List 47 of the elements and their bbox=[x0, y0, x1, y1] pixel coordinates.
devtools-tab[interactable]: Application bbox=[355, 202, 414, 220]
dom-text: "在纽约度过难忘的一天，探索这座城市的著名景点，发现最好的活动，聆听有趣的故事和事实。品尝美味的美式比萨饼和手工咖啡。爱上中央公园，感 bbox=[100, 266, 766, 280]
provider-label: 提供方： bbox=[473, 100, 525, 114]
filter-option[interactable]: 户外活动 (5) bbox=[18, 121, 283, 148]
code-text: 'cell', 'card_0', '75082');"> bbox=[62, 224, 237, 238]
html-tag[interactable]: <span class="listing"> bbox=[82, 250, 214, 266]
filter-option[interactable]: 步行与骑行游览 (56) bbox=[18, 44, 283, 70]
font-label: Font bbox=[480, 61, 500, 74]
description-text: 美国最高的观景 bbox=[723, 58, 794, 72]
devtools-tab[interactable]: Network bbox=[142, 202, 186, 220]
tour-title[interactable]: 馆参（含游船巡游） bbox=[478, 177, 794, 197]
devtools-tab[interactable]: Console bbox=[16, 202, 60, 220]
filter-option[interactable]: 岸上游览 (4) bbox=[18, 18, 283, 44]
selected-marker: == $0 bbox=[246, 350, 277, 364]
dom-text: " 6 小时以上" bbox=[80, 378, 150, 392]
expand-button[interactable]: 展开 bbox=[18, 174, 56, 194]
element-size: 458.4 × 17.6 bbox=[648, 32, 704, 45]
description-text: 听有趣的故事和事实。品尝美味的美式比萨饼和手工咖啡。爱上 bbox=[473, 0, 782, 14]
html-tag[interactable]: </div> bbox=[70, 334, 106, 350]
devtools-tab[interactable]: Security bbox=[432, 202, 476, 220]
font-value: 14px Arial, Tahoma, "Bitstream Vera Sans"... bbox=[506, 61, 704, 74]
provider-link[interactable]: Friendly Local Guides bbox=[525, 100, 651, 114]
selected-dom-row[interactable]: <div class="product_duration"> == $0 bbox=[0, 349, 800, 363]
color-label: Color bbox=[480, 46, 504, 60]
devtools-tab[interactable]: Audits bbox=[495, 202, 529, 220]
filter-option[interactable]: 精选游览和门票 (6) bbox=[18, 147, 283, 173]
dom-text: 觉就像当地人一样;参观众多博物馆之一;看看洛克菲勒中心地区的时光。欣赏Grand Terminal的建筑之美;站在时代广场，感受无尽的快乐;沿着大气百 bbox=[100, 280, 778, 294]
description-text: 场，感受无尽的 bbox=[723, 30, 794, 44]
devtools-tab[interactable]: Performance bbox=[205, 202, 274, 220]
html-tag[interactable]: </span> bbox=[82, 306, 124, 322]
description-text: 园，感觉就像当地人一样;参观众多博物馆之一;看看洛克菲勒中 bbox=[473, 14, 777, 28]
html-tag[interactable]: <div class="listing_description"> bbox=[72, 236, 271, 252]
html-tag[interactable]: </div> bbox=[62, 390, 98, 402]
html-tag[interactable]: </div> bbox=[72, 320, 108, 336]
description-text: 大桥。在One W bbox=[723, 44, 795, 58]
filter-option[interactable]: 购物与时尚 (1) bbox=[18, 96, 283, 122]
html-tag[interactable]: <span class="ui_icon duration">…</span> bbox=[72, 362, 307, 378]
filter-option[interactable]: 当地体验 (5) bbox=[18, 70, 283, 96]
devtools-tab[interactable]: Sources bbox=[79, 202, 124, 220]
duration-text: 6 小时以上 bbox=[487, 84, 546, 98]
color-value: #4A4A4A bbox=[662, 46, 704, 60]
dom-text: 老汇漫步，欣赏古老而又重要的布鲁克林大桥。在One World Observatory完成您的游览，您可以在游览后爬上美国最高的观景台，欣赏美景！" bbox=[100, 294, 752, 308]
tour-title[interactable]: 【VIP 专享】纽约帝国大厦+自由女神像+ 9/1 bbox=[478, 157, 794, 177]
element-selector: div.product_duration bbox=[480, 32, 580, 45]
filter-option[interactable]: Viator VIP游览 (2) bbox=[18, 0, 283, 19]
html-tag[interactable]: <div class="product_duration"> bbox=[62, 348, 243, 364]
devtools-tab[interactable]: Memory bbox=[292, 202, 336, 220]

----

SCOPO DEL COMPITO:
Per favore, estrai tutte le righe qui sopra e riportale identiche, senza alcuna modifica.

IL RISULTATO:
List 47 of the elements and their bbox=[x0, y0, x1, y1] pixel coordinates.
devtools-tab[interactable]: Application bbox=[355, 202, 414, 220]
dom-text: "在纽约度过难忘的一天，探索这座城市的著名景点，发现最好的活动，聆听有趣的故事和事实。品尝美味的美式比萨饼和手工咖啡。爱上中央公园，感 bbox=[100, 266, 766, 280]
provider-label: 提供方： bbox=[473, 100, 525, 114]
filter-option[interactable]: 户外活动 (5) bbox=[18, 121, 283, 148]
code-text: 'cell', 'card_0', '75082');"> bbox=[62, 224, 237, 238]
html-tag[interactable]: <span class="listing"> bbox=[82, 250, 214, 266]
filter-option[interactable]: 步行与骑行游览 (56) bbox=[18, 44, 283, 70]
font-label: Font bbox=[480, 61, 500, 74]
description-text: 美国最高的观景 bbox=[723, 58, 794, 72]
devtools-tab[interactable]: Network bbox=[142, 202, 186, 220]
tour-title[interactable]: 馆参（含游船巡游） bbox=[478, 177, 794, 197]
devtools-tab[interactable]: Console bbox=[16, 202, 60, 220]
filter-option[interactable]: 岸上游览 (4) bbox=[18, 18, 283, 44]
selected-marker: == $0 bbox=[246, 350, 277, 364]
dom-text: " 6 小时以上" bbox=[80, 378, 150, 392]
expand-button[interactable]: 展开 bbox=[18, 174, 56, 194]
element-size: 458.4 × 17.6 bbox=[648, 32, 704, 45]
description-text: 听有趣的故事和事实。品尝美味的美式比萨饼和手工咖啡。爱上 bbox=[473, 0, 782, 14]
html-tag[interactable]: </div> bbox=[70, 334, 106, 350]
devtools-tab[interactable]: Security bbox=[432, 202, 476, 220]
font-value: 14px Arial, Tahoma, "Bitstream Vera Sans"... bbox=[506, 61, 704, 74]
provider-link[interactable]: Friendly Local Guides bbox=[525, 100, 651, 114]
selected-dom-row[interactable]: <div class="product_duration"> == $0 bbox=[0, 349, 800, 363]
color-label: Color bbox=[480, 46, 504, 60]
devtools-tab[interactable]: Audits bbox=[495, 202, 529, 220]
filter-option[interactable]: 精选游览和门票 (6) bbox=[18, 147, 283, 173]
dom-text: 觉就像当地人一样;参观众多博物馆之一;看看洛克菲勒中心地区的时光。欣赏Grand Terminal的建筑之美;站在时代广场，感受无尽的快乐;沿着大气百 bbox=[100, 280, 778, 294]
description-text: 场，感受无尽的 bbox=[723, 30, 794, 44]
devtools-tab[interactable]: Performance bbox=[205, 202, 274, 220]
html-tag[interactable]: </span> bbox=[82, 306, 124, 322]
description-text: 园，感觉就像当地人一样;参观众多博物馆之一;看看洛克菲勒中 bbox=[473, 14, 777, 28]
html-tag[interactable]: <div class="listing_description"> bbox=[72, 236, 271, 252]
html-tag[interactable]: </div> bbox=[62, 390, 98, 402]
html-tag[interactable]: </div> bbox=[72, 320, 108, 336]
description-text: 大桥。在One W bbox=[723, 44, 795, 58]
filter-option[interactable]: 购物与时尚 (1) bbox=[18, 96, 283, 122]
html-tag[interactable]: <span class="ui_icon duration">…</span> bbox=[72, 362, 307, 378]
filter-option[interactable]: 当地体验 (5) bbox=[18, 70, 283, 96]
devtools-tab[interactable]: Sources bbox=[79, 202, 124, 220]
duration-text: 6 小时以上 bbox=[487, 84, 546, 98]
color-value: #4A4A4A bbox=[662, 46, 704, 60]
dom-text: 老汇漫步，欣赏古老而又重要的布鲁克林大桥。在One World Observatory完成您的游览，您可以在游览后爬上美国最高的观景台，欣赏美景！" bbox=[100, 294, 752, 308]
tour-title[interactable]: 【VIP 专享】纽约帝国大厦+自由女神像+ 9/1 bbox=[478, 157, 794, 177]
element-selector: div.product_duration bbox=[480, 32, 580, 45]
filter-option[interactable]: Viator VIP游览 (2) bbox=[18, 0, 283, 19]
html-tag[interactable]: <div class="product_duration"> bbox=[62, 348, 243, 364]
devtools-tab[interactable]: Memory bbox=[292, 202, 336, 220]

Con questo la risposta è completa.